*** DOCUMENT TEXT ***

51. Under Merrill Lynch’s ARS program, as remarketing agent, the ARS desk had the option but not the obligation to bid in auctions.
52. Until August of 2007 Merrill Lynch had a policy of placing support bids into every auction for which it was sole or lead broker-dealer.
53. In August of 2007, Merrill Lynch withdrew its support for certain CDO-backed ARS.
54. When placing a support bid, Merrill Lynch would bid for the entire notional value of the issue being auctioned, regardless of the size or volume of buy, sell, or hold orders Merrill Lynch had received.
55. By placing support bids for the entire notional value of the issue being auctioned, Merrill Lynch ensured that no auctions in its ARS program would fail.
56. Merrill Lynch often set the rate at which the auctions would clear with its support bids.
57. For the period from January 3, 2006 through May 27, 2008, 5892 auctions for which Merrill Lynch was the sole lead dealer would have failed but for Merrill Lynch’s support bid.

***

## YOUR TASK
Reproduce verbatim the passage on Merrill Lynch's auction rate securities from "53. In August" to "Lynch’s support bid.".

*** PROVIDED MATERIAL ***

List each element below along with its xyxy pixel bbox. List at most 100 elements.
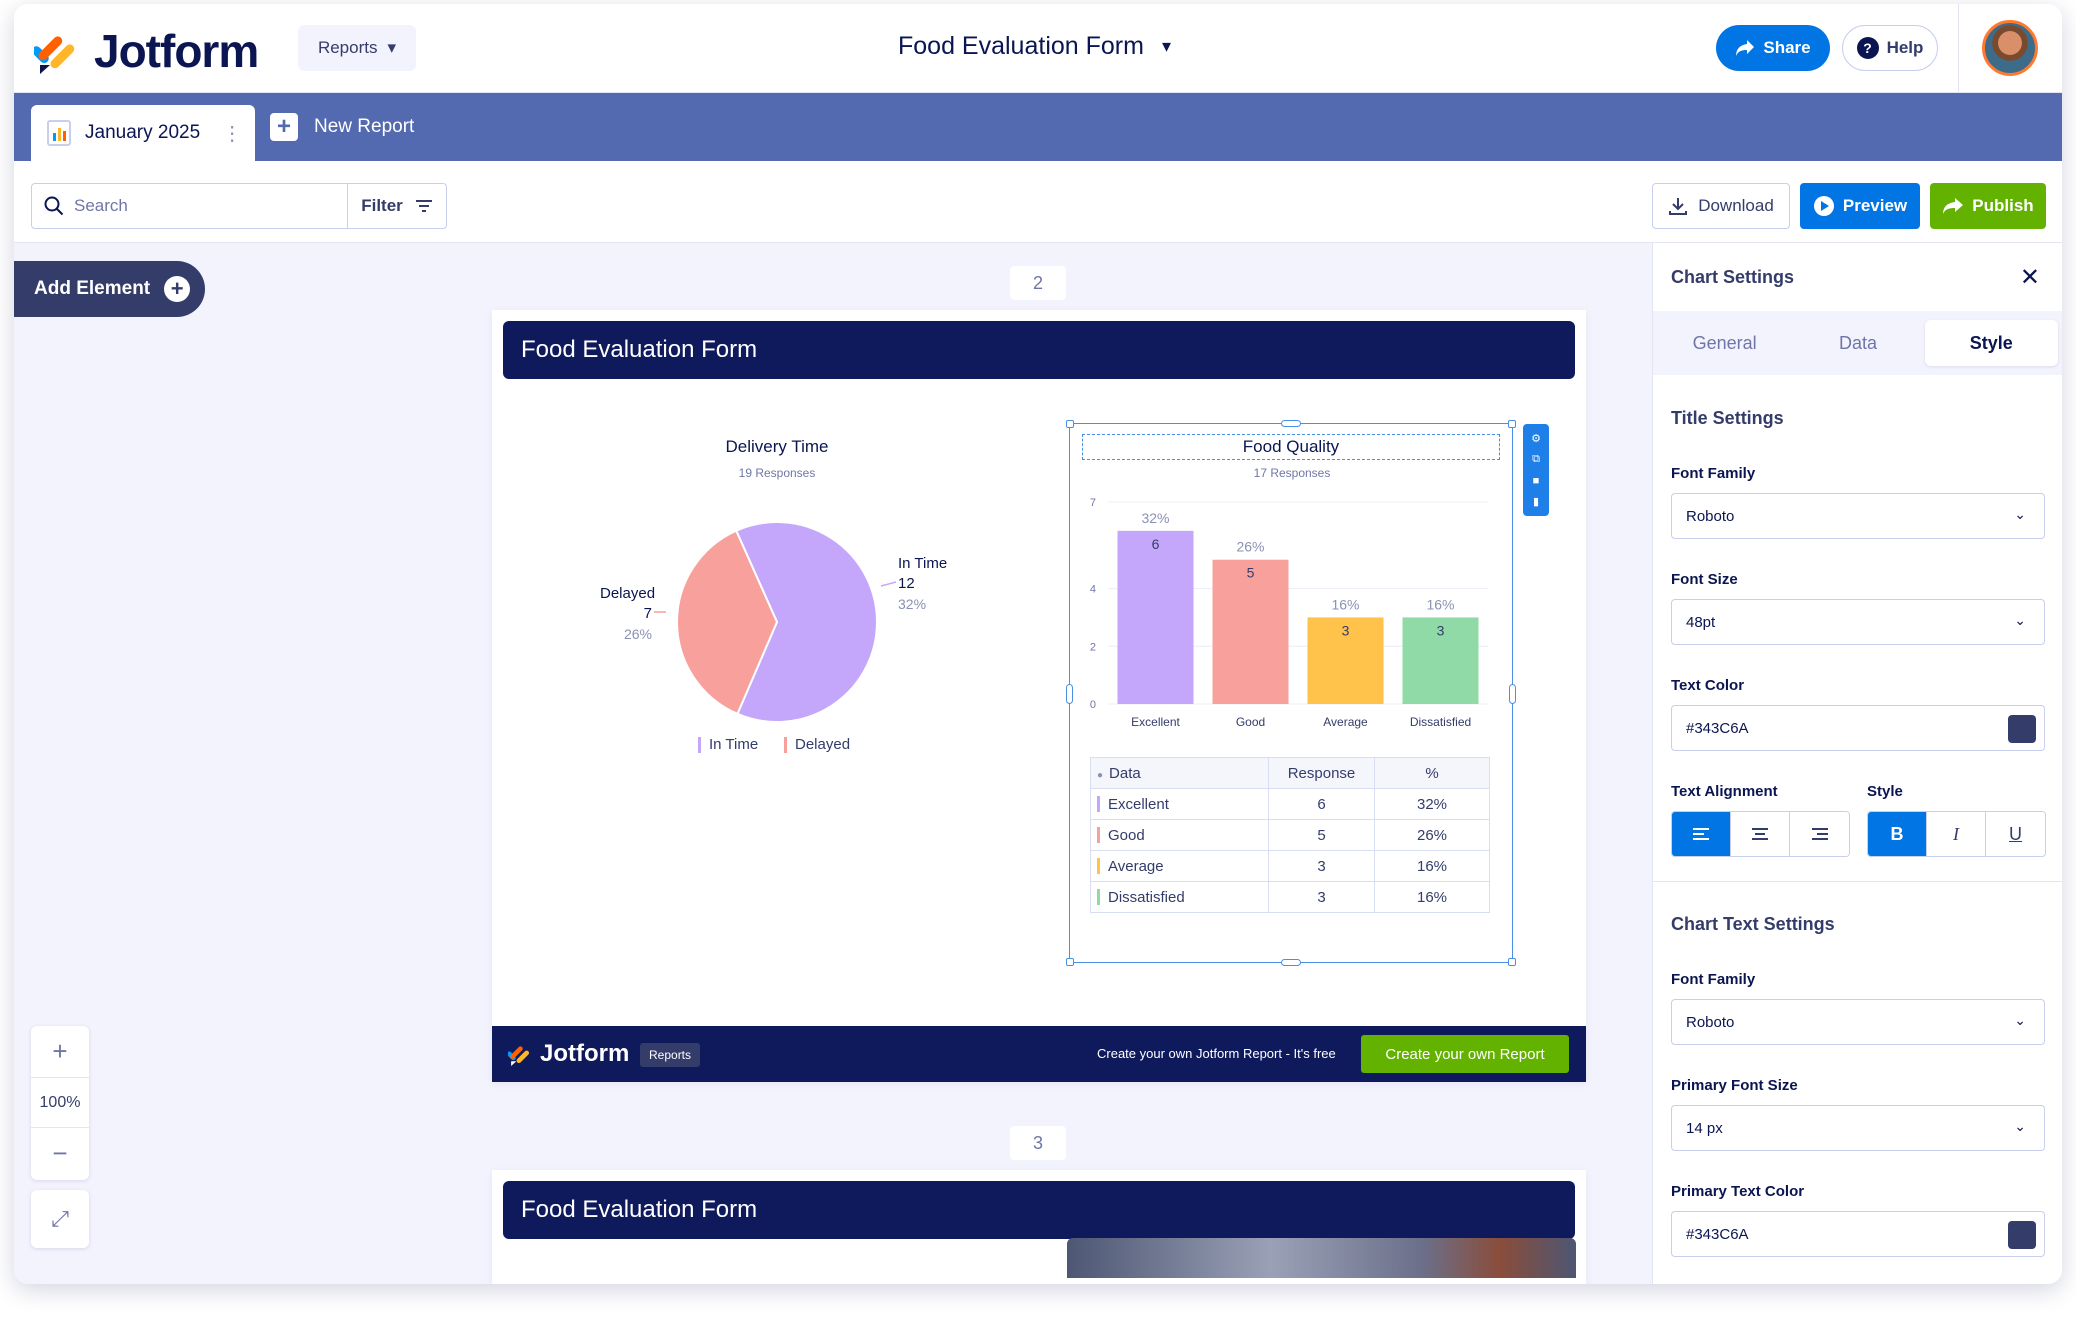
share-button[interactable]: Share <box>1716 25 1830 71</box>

***

## OUTPUT FOR THIS TASK
53. In August of 2007, Merrill Lynch withdrew its support for certain CDO-backed ARS.
54. When placing a support bid, Merrill Lynch would bid for the entire notional value of the issue being auctioned, regardless of the size or volume of buy, sell, or hold orders Merrill Lynch had received.
55. By placing support bids for the entire notional value of the issue being auctioned, Merrill Lynch ensured that no auctions in its ARS program would fail.
56. Merrill Lynch often set the rate at which the auctions would clear with its support bids.
57. For the period from January 3, 2006 through May 27, 2008, 5892 auctions for which Merrill Lynch was the sole lead dealer would have failed but for Merrill Lynch’s support bid.